Что сделать:
(a) Как в Йоркшире называли двойника, встреча с которым предвещала смерть, согласно отрывку о предвестниках смерти?
(b) Продолжите отрывок о предвестниках смерти с того места, где он заканчивается.

Знаменитый рисунок Данте Габриэля Россетти «Как они встретили самих себя», где изображена пара любовников, столкнувшихся в лесу словно со своим отражением в зеркале, иллюстрирует именно это поверье. Дама падает в обморок потому, что узнала дурную примету. По всей Англии сверхъестественного двойника, встреча с которым предвещала смерть, называли «фетч». Йоркширцы именовали его «уафф» и клялись, что смерти можно избежать, если обругать его как следует. Один йоркширец наткнулся на своего двойника в бакалейной лавке и набросился на него с угрозами: «А ты что здесь забыл? А ну-ка убирайся подобру-поздорову! Пошел вон, кому говорят!» Пристыженный уафф поплелся прочь и более не досаждал храбрецу.

Встреча с духом умершего родственника

Самой известной предвестницей смерти на Британских островах является, безусловно, ирландская баньши. Она предстает как в образе юной девушки с длинными волосами и серым плащом поверх зеленого платья, так и уродливой старухи, но тоже длинноволосой. Баньши можно застать у ручья, где она полощет окровавленные одежды людей, обреченных на смерть. Главное, не просить ее постирать вашу рубашку, иначе оскорбленная баньши задушит вас в два счета. В другом, более известном варианте легенды баньши бродит возле дома будущего покойника и своим криком оповещает его о скорой смерти. Однако большинство викторианцев вряд ли слышали или рассчитывали услышать завывания баньши. Дело в том, что баньши «обслуживает» только представителей старинных ирландских и шотландских родов. Менее родовитых господ она попросту игнорирует.

Записи набора данных:
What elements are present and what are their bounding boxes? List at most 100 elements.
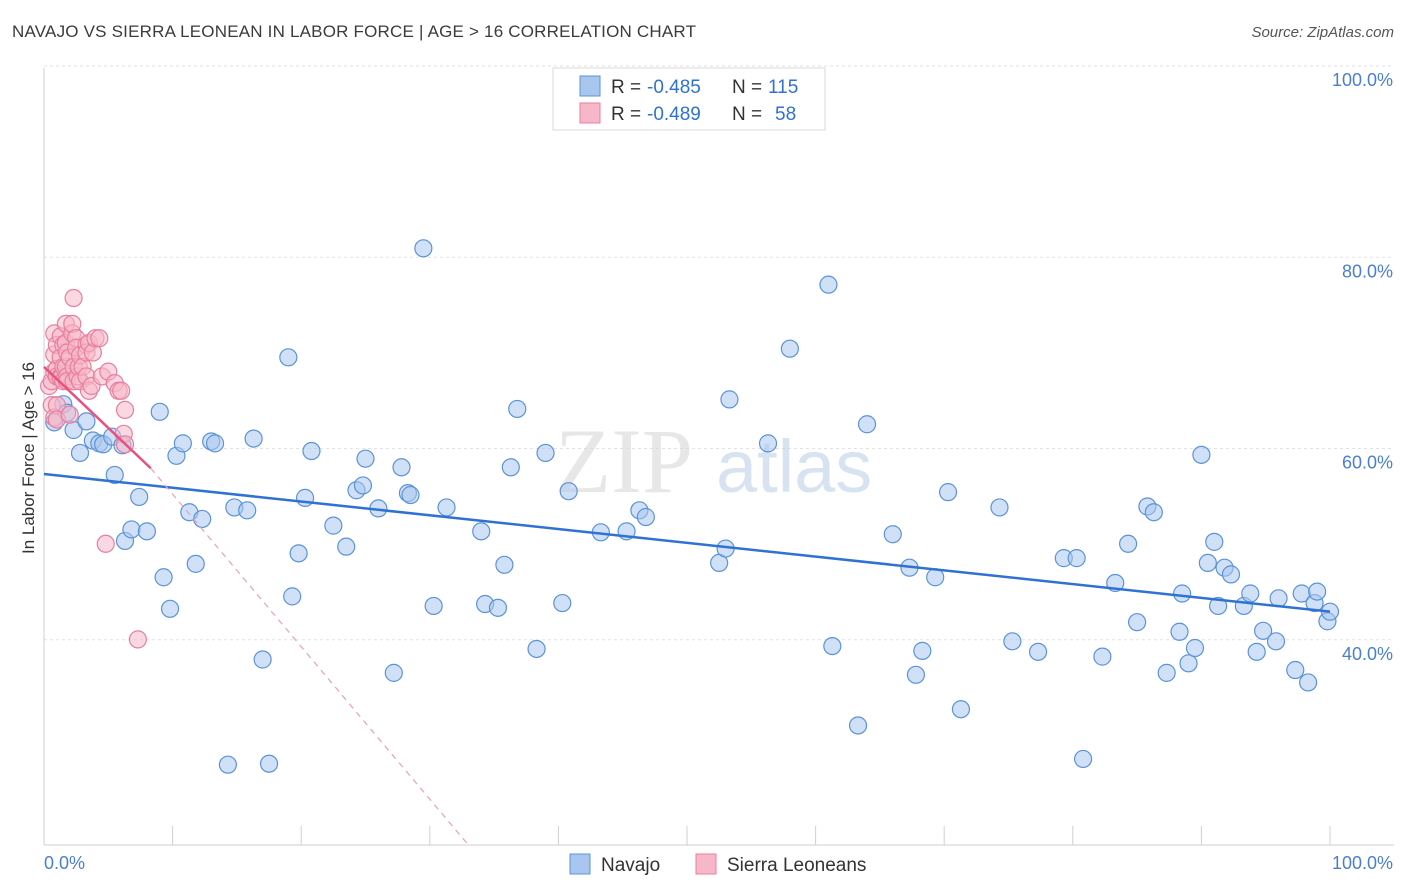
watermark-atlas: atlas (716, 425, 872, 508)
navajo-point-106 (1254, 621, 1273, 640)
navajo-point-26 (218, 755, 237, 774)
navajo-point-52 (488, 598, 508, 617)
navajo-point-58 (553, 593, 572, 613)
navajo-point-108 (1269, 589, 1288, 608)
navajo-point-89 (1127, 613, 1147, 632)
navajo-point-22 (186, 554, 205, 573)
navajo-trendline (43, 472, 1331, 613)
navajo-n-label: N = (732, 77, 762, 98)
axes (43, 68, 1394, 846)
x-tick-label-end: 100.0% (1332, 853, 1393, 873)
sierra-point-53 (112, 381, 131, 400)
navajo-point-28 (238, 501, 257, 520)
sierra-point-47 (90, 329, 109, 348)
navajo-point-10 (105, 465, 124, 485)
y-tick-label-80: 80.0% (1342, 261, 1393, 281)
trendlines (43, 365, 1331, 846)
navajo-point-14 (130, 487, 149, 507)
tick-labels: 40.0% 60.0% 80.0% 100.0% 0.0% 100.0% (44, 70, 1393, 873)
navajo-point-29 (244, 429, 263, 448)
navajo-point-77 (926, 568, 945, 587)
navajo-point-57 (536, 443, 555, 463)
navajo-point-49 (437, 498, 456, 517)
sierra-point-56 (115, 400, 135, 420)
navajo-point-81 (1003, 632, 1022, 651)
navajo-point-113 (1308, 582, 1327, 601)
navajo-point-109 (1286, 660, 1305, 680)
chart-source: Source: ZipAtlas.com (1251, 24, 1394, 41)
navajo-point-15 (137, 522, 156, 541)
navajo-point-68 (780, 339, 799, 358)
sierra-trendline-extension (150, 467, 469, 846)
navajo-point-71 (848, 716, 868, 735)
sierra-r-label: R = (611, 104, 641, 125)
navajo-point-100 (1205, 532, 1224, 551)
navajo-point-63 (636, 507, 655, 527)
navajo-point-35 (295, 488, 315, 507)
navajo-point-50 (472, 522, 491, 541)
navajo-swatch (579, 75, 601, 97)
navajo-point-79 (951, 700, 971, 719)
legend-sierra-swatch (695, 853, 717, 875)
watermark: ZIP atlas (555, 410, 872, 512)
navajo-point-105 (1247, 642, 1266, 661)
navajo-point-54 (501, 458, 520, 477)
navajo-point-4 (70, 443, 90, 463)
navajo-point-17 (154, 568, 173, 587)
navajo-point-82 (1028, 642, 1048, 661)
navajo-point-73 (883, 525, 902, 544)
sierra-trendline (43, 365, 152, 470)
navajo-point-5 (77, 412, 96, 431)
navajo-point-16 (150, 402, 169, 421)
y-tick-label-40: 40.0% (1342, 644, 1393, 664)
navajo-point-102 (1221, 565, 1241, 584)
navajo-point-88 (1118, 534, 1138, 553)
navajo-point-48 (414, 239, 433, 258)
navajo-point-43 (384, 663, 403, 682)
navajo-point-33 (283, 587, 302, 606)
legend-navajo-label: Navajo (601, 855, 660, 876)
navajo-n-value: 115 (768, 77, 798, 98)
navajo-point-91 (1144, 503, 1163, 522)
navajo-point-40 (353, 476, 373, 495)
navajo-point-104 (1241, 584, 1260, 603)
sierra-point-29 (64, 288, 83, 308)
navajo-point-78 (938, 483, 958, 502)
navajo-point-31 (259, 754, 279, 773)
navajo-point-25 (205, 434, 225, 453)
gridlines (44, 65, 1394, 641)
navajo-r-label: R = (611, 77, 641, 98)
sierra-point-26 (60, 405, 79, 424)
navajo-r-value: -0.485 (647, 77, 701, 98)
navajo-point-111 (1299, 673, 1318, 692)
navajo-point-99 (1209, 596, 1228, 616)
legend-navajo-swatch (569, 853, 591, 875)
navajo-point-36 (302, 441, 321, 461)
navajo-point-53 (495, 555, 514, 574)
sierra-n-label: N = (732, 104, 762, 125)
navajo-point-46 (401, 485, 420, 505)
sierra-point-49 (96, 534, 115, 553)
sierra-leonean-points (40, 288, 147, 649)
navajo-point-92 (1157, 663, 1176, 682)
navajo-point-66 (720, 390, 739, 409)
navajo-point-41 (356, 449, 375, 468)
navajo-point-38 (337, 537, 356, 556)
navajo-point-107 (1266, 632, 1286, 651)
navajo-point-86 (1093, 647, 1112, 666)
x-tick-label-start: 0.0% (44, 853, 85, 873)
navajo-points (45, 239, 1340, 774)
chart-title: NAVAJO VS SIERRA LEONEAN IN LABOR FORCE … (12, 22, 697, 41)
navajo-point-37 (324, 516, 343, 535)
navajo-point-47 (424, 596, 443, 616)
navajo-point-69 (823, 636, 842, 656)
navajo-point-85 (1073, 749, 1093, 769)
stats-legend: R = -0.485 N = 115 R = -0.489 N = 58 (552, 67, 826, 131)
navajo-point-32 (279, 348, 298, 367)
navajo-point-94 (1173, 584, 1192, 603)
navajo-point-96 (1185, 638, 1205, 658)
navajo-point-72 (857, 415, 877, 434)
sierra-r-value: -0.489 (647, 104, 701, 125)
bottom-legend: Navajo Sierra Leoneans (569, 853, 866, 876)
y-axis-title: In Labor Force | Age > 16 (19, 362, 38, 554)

--

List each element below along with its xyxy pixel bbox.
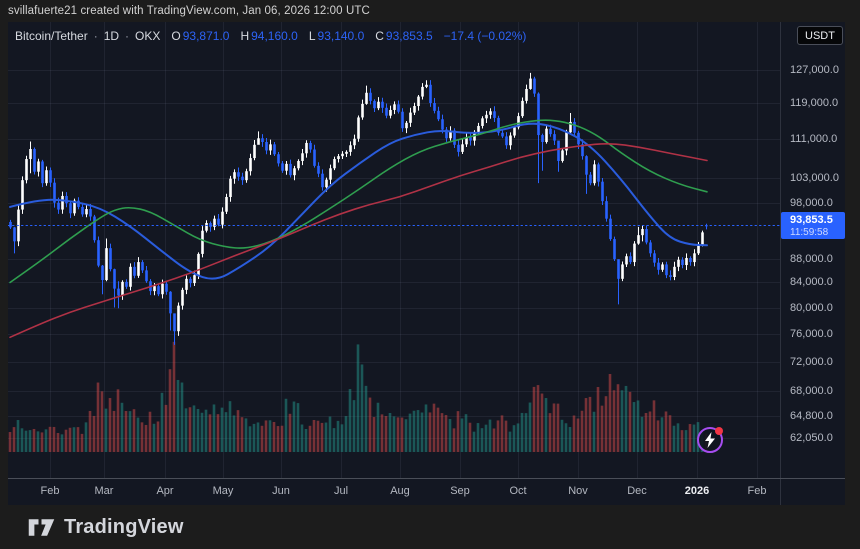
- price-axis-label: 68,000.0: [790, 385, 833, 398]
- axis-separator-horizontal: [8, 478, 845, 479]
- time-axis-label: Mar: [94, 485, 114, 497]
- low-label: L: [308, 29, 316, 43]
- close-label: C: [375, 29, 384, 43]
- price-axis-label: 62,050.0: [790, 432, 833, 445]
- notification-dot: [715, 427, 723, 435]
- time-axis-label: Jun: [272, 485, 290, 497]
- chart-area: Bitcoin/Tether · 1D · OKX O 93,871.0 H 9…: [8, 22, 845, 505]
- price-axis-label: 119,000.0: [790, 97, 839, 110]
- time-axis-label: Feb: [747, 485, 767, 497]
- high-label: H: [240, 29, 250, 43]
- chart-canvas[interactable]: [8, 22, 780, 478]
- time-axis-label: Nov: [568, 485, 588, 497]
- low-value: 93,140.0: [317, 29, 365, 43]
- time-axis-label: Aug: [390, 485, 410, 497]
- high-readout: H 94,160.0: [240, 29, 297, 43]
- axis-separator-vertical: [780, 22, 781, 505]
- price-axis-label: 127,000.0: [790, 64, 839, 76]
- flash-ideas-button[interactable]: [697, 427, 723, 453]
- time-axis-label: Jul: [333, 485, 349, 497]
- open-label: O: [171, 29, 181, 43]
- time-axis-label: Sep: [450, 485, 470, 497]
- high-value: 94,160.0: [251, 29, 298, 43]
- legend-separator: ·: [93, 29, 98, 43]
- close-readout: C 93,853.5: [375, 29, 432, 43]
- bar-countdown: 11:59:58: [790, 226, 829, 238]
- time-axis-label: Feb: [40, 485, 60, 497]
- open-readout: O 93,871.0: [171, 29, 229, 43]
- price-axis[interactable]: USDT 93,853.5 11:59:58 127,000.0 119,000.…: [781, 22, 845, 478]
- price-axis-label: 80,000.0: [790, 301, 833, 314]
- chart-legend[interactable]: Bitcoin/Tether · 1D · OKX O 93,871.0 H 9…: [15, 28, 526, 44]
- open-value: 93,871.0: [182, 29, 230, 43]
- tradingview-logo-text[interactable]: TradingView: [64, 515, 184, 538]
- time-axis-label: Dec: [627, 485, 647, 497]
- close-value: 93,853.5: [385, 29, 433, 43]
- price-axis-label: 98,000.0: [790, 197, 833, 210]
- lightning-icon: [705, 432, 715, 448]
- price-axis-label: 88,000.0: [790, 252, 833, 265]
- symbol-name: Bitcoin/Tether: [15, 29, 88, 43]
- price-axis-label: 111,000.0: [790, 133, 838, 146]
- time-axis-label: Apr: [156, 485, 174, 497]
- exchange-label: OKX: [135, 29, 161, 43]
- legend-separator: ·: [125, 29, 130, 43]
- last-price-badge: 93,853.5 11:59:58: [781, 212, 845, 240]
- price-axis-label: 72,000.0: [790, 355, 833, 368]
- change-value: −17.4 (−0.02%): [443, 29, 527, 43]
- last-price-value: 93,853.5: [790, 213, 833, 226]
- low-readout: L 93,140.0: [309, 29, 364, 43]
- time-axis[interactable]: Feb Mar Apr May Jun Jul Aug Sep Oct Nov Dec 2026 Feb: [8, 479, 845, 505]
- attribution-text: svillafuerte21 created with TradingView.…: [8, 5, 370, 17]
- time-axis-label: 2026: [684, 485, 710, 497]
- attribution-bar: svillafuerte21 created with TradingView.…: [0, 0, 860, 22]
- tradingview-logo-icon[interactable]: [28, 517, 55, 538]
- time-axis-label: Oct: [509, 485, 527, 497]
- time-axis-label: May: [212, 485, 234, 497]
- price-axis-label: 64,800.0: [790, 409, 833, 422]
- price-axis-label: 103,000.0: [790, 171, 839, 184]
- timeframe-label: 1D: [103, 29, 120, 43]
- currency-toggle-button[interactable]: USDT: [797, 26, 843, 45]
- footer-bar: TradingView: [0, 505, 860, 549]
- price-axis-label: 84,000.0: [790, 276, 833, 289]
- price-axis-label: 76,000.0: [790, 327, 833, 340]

Ответы к упражнению:
(a) «Уафф».

(b)
Над теми, кто придавал мрачным предвестиям чрезмерное значение, любили посмеяться. Да и сами суеверные господа потом хохотали от души — еще бы, такой груз, как собственные похороны, с души свалился. Рассказывали, к примеру, как некий пастор шел с фермы, где учил детей катехизису. В дороге его застал звон, исходивший из ниоткуда. Звон следовал за ним несколько миль, так что домой пастор вернулся в унылом настроении. Призрачный звон всегда предвещал смерть, а пастор, хотя и был христианином, народными приметами тоже не брезговал. Но какова же была его радость, когда, скинув сюртук, он увидел, что из кармана выкатился колокольчик. Несколько часов назад на ферме поднялся рой пчел, и почетного гостя попросили образумить насекомых звоном. В суматохе пастор совершенно забыл, куда сунул колокольчик, так что принял его треньканье за зловещий перезвон смерти.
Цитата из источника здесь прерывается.